Instructions for the task. Set out every line bearing the string "page".

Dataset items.
#####

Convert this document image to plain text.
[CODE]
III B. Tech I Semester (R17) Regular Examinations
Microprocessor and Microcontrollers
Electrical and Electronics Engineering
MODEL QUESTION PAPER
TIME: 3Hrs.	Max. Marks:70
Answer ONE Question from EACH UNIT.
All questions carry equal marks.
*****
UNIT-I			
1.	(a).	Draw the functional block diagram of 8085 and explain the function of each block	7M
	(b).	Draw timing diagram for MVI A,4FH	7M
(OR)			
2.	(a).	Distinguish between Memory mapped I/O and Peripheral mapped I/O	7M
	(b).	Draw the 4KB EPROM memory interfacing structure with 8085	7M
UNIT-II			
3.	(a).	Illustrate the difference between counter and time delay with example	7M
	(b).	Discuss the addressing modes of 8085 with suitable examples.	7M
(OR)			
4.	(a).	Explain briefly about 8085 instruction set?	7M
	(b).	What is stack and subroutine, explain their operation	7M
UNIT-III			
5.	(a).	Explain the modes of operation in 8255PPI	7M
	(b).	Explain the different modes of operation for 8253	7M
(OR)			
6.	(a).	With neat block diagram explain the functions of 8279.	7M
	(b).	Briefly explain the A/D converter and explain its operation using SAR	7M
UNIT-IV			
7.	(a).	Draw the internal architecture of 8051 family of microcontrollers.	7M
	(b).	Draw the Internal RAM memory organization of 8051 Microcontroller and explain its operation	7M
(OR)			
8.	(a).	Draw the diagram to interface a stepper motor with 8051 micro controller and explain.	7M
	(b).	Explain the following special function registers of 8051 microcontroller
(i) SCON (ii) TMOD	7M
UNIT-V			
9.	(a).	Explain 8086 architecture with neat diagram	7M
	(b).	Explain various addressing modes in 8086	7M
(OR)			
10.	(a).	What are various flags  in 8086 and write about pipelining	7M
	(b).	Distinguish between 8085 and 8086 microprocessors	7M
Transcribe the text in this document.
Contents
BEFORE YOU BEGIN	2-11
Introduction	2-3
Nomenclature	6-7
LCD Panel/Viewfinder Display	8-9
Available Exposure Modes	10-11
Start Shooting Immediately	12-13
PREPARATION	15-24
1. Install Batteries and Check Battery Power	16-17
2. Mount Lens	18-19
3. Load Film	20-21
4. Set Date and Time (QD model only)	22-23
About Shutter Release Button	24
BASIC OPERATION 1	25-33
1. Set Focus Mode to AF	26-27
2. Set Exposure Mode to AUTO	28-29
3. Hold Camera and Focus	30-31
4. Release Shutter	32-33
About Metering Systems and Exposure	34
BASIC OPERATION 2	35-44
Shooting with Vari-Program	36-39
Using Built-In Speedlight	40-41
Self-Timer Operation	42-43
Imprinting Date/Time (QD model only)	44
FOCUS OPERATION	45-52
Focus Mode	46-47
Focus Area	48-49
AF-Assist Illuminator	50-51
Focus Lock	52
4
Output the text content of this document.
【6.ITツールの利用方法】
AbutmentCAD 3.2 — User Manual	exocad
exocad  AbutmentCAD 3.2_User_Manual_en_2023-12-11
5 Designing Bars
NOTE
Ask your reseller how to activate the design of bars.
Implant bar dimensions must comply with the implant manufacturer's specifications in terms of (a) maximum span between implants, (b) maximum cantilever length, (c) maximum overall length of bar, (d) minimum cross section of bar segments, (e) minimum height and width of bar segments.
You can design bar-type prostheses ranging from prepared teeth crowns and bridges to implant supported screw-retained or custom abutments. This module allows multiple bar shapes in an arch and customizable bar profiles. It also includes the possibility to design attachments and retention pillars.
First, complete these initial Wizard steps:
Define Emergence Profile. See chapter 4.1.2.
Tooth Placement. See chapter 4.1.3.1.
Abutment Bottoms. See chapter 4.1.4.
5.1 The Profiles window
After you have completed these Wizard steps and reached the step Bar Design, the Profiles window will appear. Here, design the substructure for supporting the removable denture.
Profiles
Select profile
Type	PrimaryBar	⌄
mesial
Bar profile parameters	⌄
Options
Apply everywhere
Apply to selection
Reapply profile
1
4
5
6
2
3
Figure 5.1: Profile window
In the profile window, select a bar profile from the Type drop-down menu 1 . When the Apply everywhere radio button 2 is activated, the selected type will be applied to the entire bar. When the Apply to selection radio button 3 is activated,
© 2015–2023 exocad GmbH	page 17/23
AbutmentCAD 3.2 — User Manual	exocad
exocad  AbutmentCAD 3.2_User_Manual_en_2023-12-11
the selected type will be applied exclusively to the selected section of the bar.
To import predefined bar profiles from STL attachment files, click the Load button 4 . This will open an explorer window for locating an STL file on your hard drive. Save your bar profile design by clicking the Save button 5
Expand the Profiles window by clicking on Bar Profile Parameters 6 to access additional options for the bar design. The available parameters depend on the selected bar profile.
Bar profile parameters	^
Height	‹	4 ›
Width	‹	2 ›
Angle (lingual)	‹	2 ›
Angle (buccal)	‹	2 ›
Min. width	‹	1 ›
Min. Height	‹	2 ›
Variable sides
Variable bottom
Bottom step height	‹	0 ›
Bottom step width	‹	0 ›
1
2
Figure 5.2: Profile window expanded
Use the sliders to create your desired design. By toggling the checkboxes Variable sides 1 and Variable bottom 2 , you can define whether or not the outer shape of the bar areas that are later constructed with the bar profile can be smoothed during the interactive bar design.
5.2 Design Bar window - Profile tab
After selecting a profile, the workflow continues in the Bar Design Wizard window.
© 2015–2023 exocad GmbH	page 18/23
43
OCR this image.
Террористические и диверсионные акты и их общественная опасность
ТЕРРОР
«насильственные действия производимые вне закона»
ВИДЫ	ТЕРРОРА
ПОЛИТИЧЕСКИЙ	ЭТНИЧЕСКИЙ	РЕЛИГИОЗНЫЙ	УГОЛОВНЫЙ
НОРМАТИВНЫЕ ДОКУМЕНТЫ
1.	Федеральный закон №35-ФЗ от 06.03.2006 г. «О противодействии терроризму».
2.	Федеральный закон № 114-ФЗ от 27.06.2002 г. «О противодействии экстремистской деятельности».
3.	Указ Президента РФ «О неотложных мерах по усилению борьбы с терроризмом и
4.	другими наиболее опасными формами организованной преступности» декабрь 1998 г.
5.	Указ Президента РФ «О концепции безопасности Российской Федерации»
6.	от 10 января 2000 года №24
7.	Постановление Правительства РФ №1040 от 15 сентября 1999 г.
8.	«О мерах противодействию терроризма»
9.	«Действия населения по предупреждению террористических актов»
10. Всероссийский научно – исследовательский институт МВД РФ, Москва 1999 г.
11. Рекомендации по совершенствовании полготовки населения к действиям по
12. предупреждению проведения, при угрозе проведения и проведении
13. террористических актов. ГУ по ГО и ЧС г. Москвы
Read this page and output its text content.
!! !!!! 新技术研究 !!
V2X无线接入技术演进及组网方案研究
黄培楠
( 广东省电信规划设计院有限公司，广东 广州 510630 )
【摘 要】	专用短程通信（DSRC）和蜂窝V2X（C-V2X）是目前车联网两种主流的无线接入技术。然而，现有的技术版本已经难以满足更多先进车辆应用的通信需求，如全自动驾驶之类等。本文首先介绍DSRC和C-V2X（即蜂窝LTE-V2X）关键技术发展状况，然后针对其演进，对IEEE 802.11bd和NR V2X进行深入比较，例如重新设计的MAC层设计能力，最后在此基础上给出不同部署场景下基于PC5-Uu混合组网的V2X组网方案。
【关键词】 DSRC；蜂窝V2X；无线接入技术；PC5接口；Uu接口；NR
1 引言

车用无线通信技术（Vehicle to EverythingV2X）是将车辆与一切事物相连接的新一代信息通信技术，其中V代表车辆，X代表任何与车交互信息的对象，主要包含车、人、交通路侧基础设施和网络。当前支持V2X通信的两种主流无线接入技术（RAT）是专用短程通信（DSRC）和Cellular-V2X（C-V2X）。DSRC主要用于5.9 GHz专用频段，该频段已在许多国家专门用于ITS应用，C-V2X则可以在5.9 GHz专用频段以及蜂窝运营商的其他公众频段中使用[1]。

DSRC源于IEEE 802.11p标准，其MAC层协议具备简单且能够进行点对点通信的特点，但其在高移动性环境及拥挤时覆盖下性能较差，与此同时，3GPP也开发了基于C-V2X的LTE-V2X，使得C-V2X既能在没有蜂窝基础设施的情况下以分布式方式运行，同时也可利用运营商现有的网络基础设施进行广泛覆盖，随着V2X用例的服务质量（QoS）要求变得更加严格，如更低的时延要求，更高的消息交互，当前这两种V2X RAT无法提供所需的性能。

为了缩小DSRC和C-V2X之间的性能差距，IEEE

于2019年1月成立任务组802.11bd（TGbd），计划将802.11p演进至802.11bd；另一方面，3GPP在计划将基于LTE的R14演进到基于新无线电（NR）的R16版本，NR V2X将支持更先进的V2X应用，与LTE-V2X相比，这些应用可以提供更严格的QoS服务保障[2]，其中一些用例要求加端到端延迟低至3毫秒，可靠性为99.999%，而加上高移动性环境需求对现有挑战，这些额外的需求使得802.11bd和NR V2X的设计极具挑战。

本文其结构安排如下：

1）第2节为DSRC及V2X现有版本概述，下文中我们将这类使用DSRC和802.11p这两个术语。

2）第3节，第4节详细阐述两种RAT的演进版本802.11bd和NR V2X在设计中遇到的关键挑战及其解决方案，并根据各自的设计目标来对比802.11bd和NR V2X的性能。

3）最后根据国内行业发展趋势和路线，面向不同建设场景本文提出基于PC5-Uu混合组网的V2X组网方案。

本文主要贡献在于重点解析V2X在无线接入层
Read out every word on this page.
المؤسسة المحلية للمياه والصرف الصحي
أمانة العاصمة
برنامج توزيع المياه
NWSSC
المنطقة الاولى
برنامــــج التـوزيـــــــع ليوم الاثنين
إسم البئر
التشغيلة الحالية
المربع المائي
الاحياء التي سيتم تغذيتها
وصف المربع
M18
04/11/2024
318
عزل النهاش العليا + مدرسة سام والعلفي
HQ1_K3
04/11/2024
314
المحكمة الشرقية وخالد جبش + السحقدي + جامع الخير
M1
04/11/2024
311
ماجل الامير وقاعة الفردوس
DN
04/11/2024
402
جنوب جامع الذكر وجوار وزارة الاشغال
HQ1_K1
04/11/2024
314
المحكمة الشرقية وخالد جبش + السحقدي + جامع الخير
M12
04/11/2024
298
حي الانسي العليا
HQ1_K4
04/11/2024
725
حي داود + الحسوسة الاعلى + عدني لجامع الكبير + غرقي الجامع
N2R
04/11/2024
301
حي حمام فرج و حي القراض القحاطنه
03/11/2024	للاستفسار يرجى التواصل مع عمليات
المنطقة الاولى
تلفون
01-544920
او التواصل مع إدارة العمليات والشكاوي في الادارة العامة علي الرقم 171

#####

Correct result.
© 2015–2023 exocad GmbH	page 17/23
© 2015–2023 exocad GmbH	page 18/23
Read this page and output its text content.
Read out every word on this page.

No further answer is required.